_WRITTEN EXERCISE_. State how many lines of the records contain the string "They", and give no other information.

_Stored dataset items_.
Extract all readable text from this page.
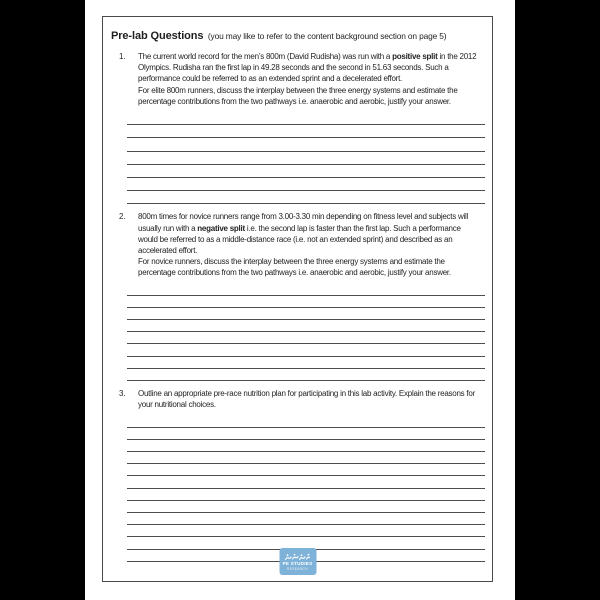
Pre-lab Questions (you may like to refer to the content background section on page 5)
1.	The current world record for the men’s 800m (David Rudisha) was run with a positive split in the 2012 Olympics. Rudisha ran the first lap in 49.28 seconds and the second in 51.63 seconds. Such a performance could be referred to as an extended sprint and a decelerated effort.
For elite 800m runners, discuss the interplay between the three energy systems and estimate the percentage contributions from the two pathways i.e. anaerobic and aerobic, justify your answer.
2.	800m times for novice runners range from 3.00-3.30 min depending on fitness level and subjects will usually run with a negative split i.e. the second lap is faster than the first lap. Such a performance would be referred to as a middle-distance race (i.e. not an extended sprint) and described as an accelerated effort.
For novice runners, discuss the interplay between the three energy systems and estimate the percentage contributions from the two pathways i.e. anaerobic and aerobic, justify your answer.
3.	Outline an appropriate pre-race nutrition plan for participating in this lab activity. Explain the reasons for your nutritional choices.
PE STUDIES
RESEARCH
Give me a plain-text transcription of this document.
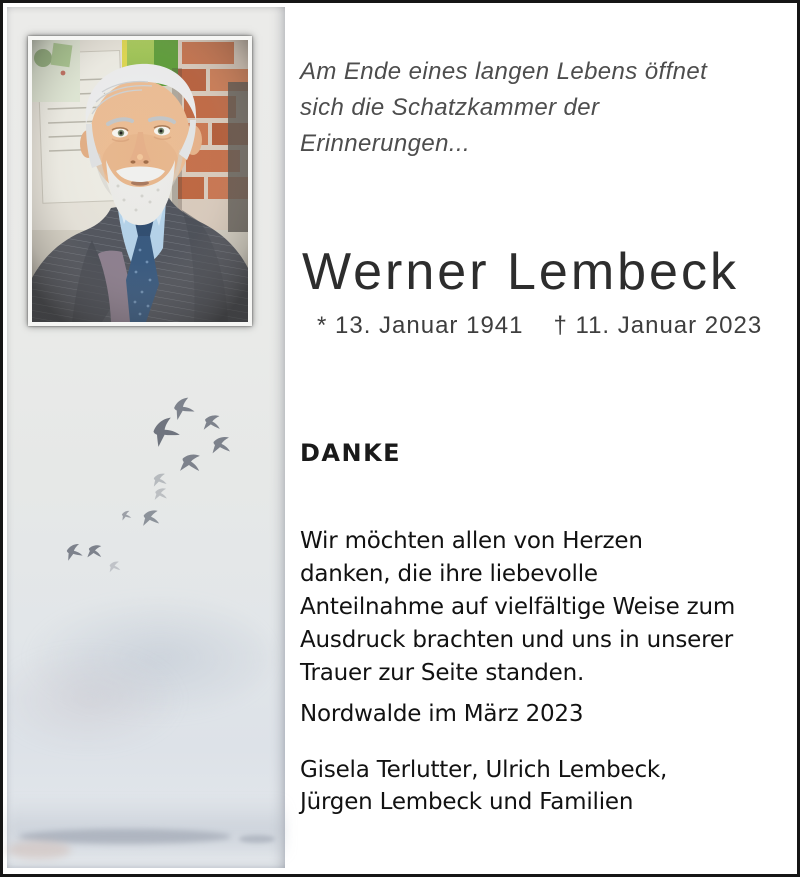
Am Ende eines langen Lebens öffnet
sich die Schatzkammer der
Erinnerungen...
Werner Lembeck
* 13. Januar 1941 † 11. Januar 2023
DANKE
Wir möchten allen von Herzen
danken, die ihre liebevolle
Anteilnahme auf vielfältige Weise zum
Ausdruck brachten und uns in unserer
Trauer zur Seite standen.
Nordwalde im März 2023
Gisela Terlutter, Ulrich Lembeck,
Jürgen Lembeck und Familien
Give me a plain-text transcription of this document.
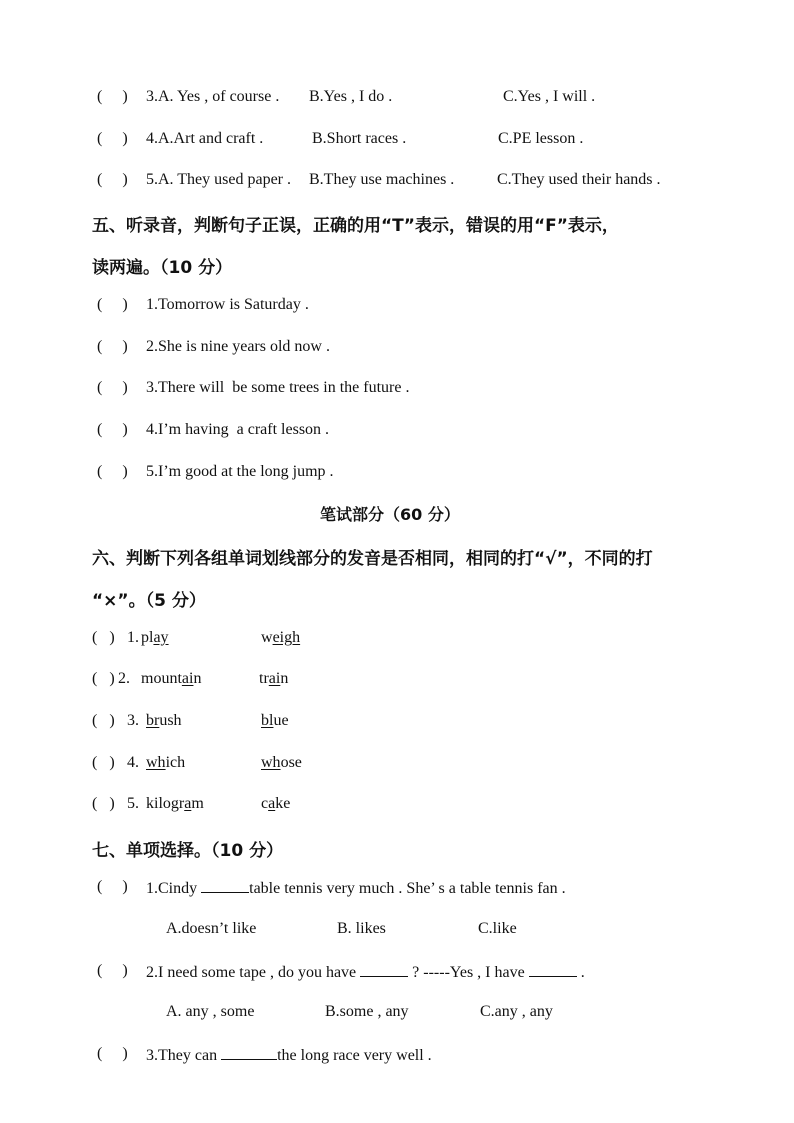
(     ) 3.A. Yes , of course . B.Yes , I do .	C.Yes , I will .
(     ) 4.A.Art and craft .	B.Short races .	C.PE lesson .
(     ) 5.A. They used paper . B.They use machines .	C.They used their hands .
五、听录音，判断句子正误，正确的用“T”表示，错误的用“F”表示，
读两遍。（10 分）
(     ) 1.Tomorrow is Saturday .
(     ) 2.She is nine years old now .
(     ) 3.There will  be some trees in the future .
(     ) 4.I’m having  a craft lesson .
(     ) 5.I’m good at the long jump .
笔试部分（60 分）
六、判断下列各组单词划线部分的发音是否相同，相同的打“√”，不同的打
“×”。（5 分）
(   ) 1. play	weigh
(   ) 2. mountain	train
(   ) 3. brush	blue
(   ) 4. which	whose
(   ) 5. kilogram	cake
七、单项选择。（10 分）
(     ) 1.Cindy	table tennis very much . She’ s a table tennis fan .
A.doesn’t like	B. likes	C.like
(     ) 2.I need some tape , do you have	? -----Yes , I have	.
A. any , some	B.some , any	C.any , any
(     ) 3.They can	the long race very well .
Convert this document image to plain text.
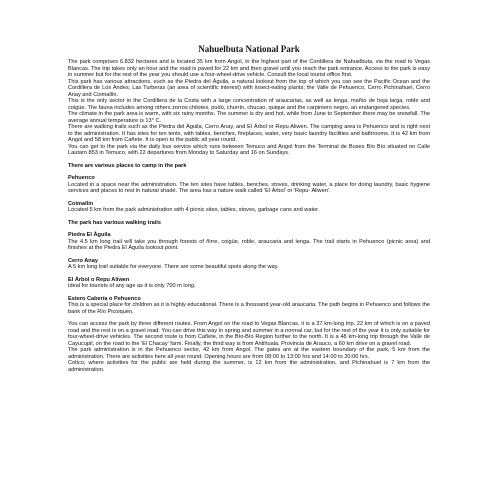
Nahuelbuta National Park

The park comprises 6.832 hectares and is located 35 km from Angol, in the highest part of the Cordillera de Nahuelbuta, via the road to Vegas Blancas. The trip takes only an hour and the road is paved for 22 km and then gravel until you reach the park entrance. Access to the park is easy in summer but for the rest of the year you should use a four-wheel-drive vehicle. Consult the local tourist office first.

This park has various attractions, such as the Piedra del Águila, a natural lookout from the top of which you can see the Pacific Ocean and the Cordillera de Los Andes; Las Turberas (an area of scientific interest) with insect-eating plants; the Valle de Pehuenco, Cerro Pichinahuel, Cerro Anay and Coimallín.

This is the only sector in the Cordillera de la Costa with a large concentration of araucarias, as well as lenga, mañío de hoja larga, roble and coigüe. The fauna includes among others zorros chilotes, pudú, churrín, chucao, quique and the carpintero negro, an endangered species.

The climate in the park area is warm, with six rainy months. The summer is dry and hot, while from June to September there may be snowfall. The average annual temperature is 13° C.

There are walking trails such as the Piedra del Águila, Cerro Anay, and El Árbol or Repu Aliwen. The camping area is Pehuenco and is right next to the administration. It has sites for ten tents, with tables, benches, fireplaces, water, very basic laundry facilities and bathrooms. It is 42 km from Angol and 58 km from Cañete. It is open to the public all year round.

You can get to the park via the daily bus service which runs between Temuco and Angol from the Terminal de Buses Bío Bío situated on Calle Lautaro 853 in Temuco, with 22 departures from Monday to Saturday and 16 on Sundays.

There are various places to camp in the park

Pehuenco

Located in a space near the administration. The ten sites have tables, benches, stoves, drinking water, a place for doing laundry, basic hygiene services and places to rest in natural shade. The area has a nature walk called 'El Árbol' or 'Repu- Aliwen'.

Coimallín

Located 5 km from the park administration with 4 picnic sites, tables, stoves, garbage cans and water.

The park has various walking trails

Piedra El Águila

The 4.5 km long trail will take you through forests of ñirre, coigüe, roble, araucaria and lenga. The trail starts in Pehuenco (picnic area) and finishes at the Piedra El Águila lookout point.

Cerro Anay

A 5 km long trail suitable for everyone. There are some beautiful spots along the way.

El Árbol o Repu Aliwen

Ideal for tourists of any age as it is only 700 m long.

Estero Cabería o Pehuenco

This is a special place for children as it is highly educational. There is a thousand year-old araucaria. The path begins in Pehuenco and follows the bank of the Río Picoiquén.

You can access the park by three different routes. From Angol on the road to Vegas Blancas, it is a 37 km-long trip, 22 km of which is on a paved road and the rest is on a gravel road. You can drive this way in spring and summer in a normal car, but for the rest of the year it is only suitable for four-wheel-drive vehicles. The second route is from Cañete, in the Bío-Bío Region further to the north. It is a 48 km-long trip through the Valle de Cayucupil, on the road to the 'El Chacay' farm. Finally, the third way is from Antihuala, Provincia de Arauco, a 60 km drive on a gravel road.

The park administration is in the Pehuenco sector, 42 km from Angol. The gates are at the eastern boundary of the park, 5 km from the administration. There are activities here all year round. Opening hours are from 08:00 to 13:00 hrs and 14:00 to 20:00 hrs.

Cotico, where activities for the public are held during the summer, is 12 km from the administration, and Pichinahuel is 7 km from the administration.
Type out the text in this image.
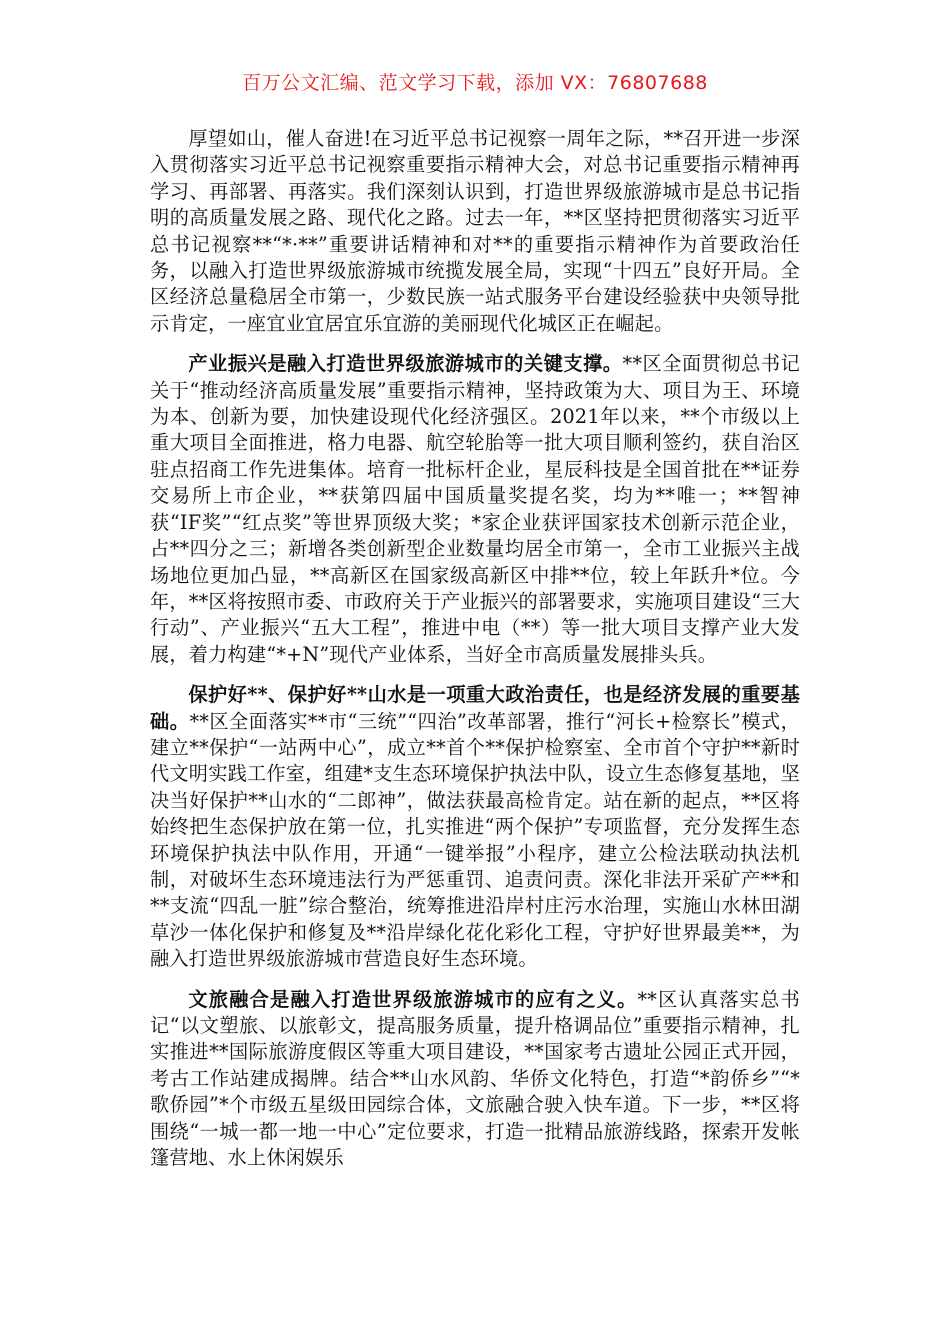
百万公文汇编、范文学习下载，添加 VX：76807688

厚望如山，催人奋进!在习近平总书记视察一周年之际，**召开进一步深入贯彻落实习近平总书记视察重要指示精神大会，对总书记重要指示精神再学习、再部署、再落实。我们深刻认识到，打造世界级旅游城市是总书记指明的高质量发展之路、现代化之路。过去一年，**区坚持把贯彻落实习近平总书记视察**“*·**”重要讲话精神和对**的重要指示精神作为首要政治任务，以融入打造世界级旅游城市统揽发展全局，实现“十四五”良好开局。全区经济总量稳居全市第一，少数民族一站式服务平台建设经验获中央领导批示肯定，一座宜业宜居宜乐宜游的美丽现代化城区正在崛起。

产业振兴是融入打造世界级旅游城市的关键支撑。**区全面贯彻总书记关于“推动经济高质量发展”重要指示精神，坚持政策为大、项目为王、环境为本、创新为要，加快建设现代化经济强区。2021年以来，**个市级以上重大项目全面推进，格力电器、航空轮胎等一批大项目顺利签约，获自治区驻点招商工作先进集体。培育一批标杆企业，星辰科技是全国首批在**证券交易所上市企业，**获第四届中国质量奖提名奖，均为**唯一；**智神获“IF奖”“红点奖”等世界顶级大奖；*家企业获评国家技术创新示范企业，占**四分之三；新增各类创新型企业数量均居全市第一，全市工业振兴主战场地位更加凸显，**高新区在国家级高新区中排**位，较上年跃升*位。今年，**区将按照市委、市政府关于产业振兴的部署要求，实施项目建设“三大行动”、产业振兴“五大工程”，推进中电（**）等一批大项目支撑产业大发展，着力构建“*+N”现代产业体系，当好全市高质量发展排头兵。

保护好**、保护好**山水是一项重大政治责任，也是经济发展的重要基础。**区全面落实**市“三统”“四治”改革部署，推行“河长+检察长”模式，建立**保护“一站两中心”，成立**首个**保护检察室、全市首个守护**新时代文明实践工作室，组建*支生态环境保护执法中队，设立生态修复基地，坚决当好保护**山水的“二郎神”，做法获最高检肯定。站在新的起点，**区将始终把生态保护放在第一位，扎实推进“两个保护”专项监督，充分发挥生态环境保护执法中队作用，开通“一键举报”小程序，建立公检法联动执法机制，对破坏生态环境违法行为严惩重罚、追责问责。深化非法开采矿产**和**支流“四乱一脏”综合整治，统筹推进沿岸村庄污水治理，实施山水林田湖草沙一体化保护和修复及**沿岸绿化花化彩化工程，守护好世界最美**，为融入打造世界级旅游城市营造良好生态环境。

文旅融合是融入打造世界级旅游城市的应有之义。**区认真落实总书记“以文塑旅、以旅彰文，提高服务质量，提升格调品位”重要指示精神，扎实推进**国际旅游度假区等重大项目建设，**国家考古遗址公园正式开园，考古工作站建成揭牌。结合**山水风韵、华侨文化特色，打造“*韵侨乡”“*歌侨园”*个市级五星级田园综合体，文旅融合驶入快车道。下一步，**区将围绕“一城一都一地一中心”定位要求，打造一批精品旅游线路，探索开发帐篷营地、水上休闲娱乐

_ANSWER TO THE TASK_. 2